Your objective = Below is some material; transcribe all of it exactly.

(Data excerpts)
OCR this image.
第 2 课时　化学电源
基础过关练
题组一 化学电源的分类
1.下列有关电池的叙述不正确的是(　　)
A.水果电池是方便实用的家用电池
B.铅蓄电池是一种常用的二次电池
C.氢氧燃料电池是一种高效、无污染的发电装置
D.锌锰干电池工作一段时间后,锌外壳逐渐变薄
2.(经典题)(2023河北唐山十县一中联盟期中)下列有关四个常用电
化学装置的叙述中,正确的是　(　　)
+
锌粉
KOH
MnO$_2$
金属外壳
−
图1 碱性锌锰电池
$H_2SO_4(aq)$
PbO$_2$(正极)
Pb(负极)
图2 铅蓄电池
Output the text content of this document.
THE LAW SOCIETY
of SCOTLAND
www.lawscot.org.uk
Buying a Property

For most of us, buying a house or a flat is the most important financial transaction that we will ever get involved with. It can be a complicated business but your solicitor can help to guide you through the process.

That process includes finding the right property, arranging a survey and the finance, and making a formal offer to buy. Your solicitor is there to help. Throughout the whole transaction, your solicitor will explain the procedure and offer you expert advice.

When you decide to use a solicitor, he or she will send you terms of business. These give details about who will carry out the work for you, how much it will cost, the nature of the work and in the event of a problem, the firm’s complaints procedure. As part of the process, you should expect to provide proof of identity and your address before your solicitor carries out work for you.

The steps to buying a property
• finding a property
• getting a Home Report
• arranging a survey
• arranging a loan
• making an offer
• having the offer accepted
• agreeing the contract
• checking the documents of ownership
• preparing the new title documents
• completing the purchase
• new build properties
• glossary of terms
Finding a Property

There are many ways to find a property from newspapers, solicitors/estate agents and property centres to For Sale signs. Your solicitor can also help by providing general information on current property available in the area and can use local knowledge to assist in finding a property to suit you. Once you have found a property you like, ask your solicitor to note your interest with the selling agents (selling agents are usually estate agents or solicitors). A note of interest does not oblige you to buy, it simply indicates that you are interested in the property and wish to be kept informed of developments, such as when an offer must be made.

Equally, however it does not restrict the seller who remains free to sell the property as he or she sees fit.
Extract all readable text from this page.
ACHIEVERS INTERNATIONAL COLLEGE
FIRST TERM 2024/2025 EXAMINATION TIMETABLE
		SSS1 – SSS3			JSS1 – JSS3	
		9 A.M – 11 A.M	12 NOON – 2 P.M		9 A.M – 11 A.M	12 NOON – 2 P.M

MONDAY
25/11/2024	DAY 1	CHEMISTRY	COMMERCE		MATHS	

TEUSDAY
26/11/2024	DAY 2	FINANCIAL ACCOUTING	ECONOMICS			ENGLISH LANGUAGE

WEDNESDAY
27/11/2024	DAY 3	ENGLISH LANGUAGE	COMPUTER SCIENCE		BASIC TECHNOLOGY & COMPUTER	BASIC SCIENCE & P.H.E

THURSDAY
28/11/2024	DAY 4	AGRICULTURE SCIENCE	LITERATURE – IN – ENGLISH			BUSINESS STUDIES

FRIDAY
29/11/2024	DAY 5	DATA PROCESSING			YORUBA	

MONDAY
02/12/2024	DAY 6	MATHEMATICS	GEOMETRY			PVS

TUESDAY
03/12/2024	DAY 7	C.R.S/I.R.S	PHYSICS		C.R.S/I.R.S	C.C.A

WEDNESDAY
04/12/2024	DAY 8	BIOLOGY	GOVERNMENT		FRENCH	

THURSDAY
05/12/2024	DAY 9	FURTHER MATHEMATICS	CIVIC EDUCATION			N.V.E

Exercise result =
OCR this image.
第 2 课时　化学电源
基础过关练
题组一 化学电源的分类
1.下列有关电池的叙述不正确的是(　　)
A.水果电池是方便实用的家用电池
B.铅蓄电池是一种常用的二次电池
C.氢氧燃料电池是一种高效、无污染的发电装置
D.锌锰干电池工作一段时间后,锌外壳逐渐变薄
2.(经典题)(2023河北唐山十县一中联盟期中)下列有关四个常用电
化学装置的叙述中,正确的是　(　　)
+
锌粉
KOH
MnO$_2$
金属外壳
−
图1 碱性锌锰电池
$H_2SO_4(aq)$
PbO$_2$(正极)
Pb(负极)
图2 铅蓄电池
Output the text content of this document.
THE LAW SOCIETY
of SCOTLAND
www.lawscot.org.uk
Buying a Property

For most of us, buying a house or a flat is the most important financial transaction that we will ever get involved with. It can be a complicated business but your solicitor can help to guide you through the process.

That process includes finding the right property, arranging a survey and the finance, and making a formal offer to buy. Your solicitor is there to help. Throughout the whole transaction, your solicitor will explain the procedure and offer you expert advice.

When you decide to use a solicitor, he or she will send you terms of business. These give details about who will carry out the work for you, how much it will cost, the nature of the work and in the event of a problem, the firm’s complaints procedure. As part of the process, you should expect to provide proof of identity and your address before your solicitor carries out work for you.

The steps to buying a property
• finding a property
• getting a Home Report
• arranging a survey
• arranging a loan
• making an offer
• having the offer accepted
• agreeing the contract
• checking the documents of ownership
• preparing the new title documents
• completing the purchase
• new build properties
• glossary of terms
Finding a Property

There are many ways to find a property from newspapers, solicitors/estate agents and property centres to For Sale signs. Your solicitor can also help by providing general information on current property available in the area and can use local knowledge to assist in finding a property to suit you. Once you have found a property you like, ask your solicitor to note your interest with the selling agents (selling agents are usually estate agents or solicitors). A note of interest does not oblige you to buy, it simply indicates that you are interested in the property and wish to be kept informed of developments, such as when an offer must be made.

Equally, however it does not restrict the seller who remains free to sell the property as he or she sees fit.
Extract all readable text from this page.
ACHIEVERS INTERNATIONAL COLLEGE
FIRST TERM 2024/2025 EXAMINATION TIMETABLE
		SSS1 – SSS3			JSS1 – JSS3	
		9 A.M – 11 A.M	12 NOON – 2 P.M		9 A.M – 11 A.M	12 NOON – 2 P.M

MONDAY
25/11/2024	DAY 1	CHEMISTRY	COMMERCE		MATHS	

TEUSDAY
26/11/2024	DAY 2	FINANCIAL ACCOUTING	ECONOMICS			ENGLISH LANGUAGE

WEDNESDAY
27/11/2024	DAY 3	ENGLISH LANGUAGE	COMPUTER SCIENCE		BASIC TECHNOLOGY & COMPUTER	BASIC SCIENCE & P.H.E

THURSDAY
28/11/2024	DAY 4	AGRICULTURE SCIENCE	LITERATURE – IN – ENGLISH			BUSINESS STUDIES

FRIDAY
29/11/2024	DAY 5	DATA PROCESSING			YORUBA	

MONDAY
02/12/2024	DAY 6	MATHEMATICS	GEOMETRY			PVS

TUESDAY
03/12/2024	DAY 7	C.R.S/I.R.S	PHYSICS		C.R.S/I.R.S	C.C.A

WEDNESDAY
04/12/2024	DAY 8	BIOLOGY	GOVERNMENT		FRENCH	

THURSDAY
05/12/2024	DAY 9	FURTHER MATHEMATICS	CIVIC EDUCATION			N.V.E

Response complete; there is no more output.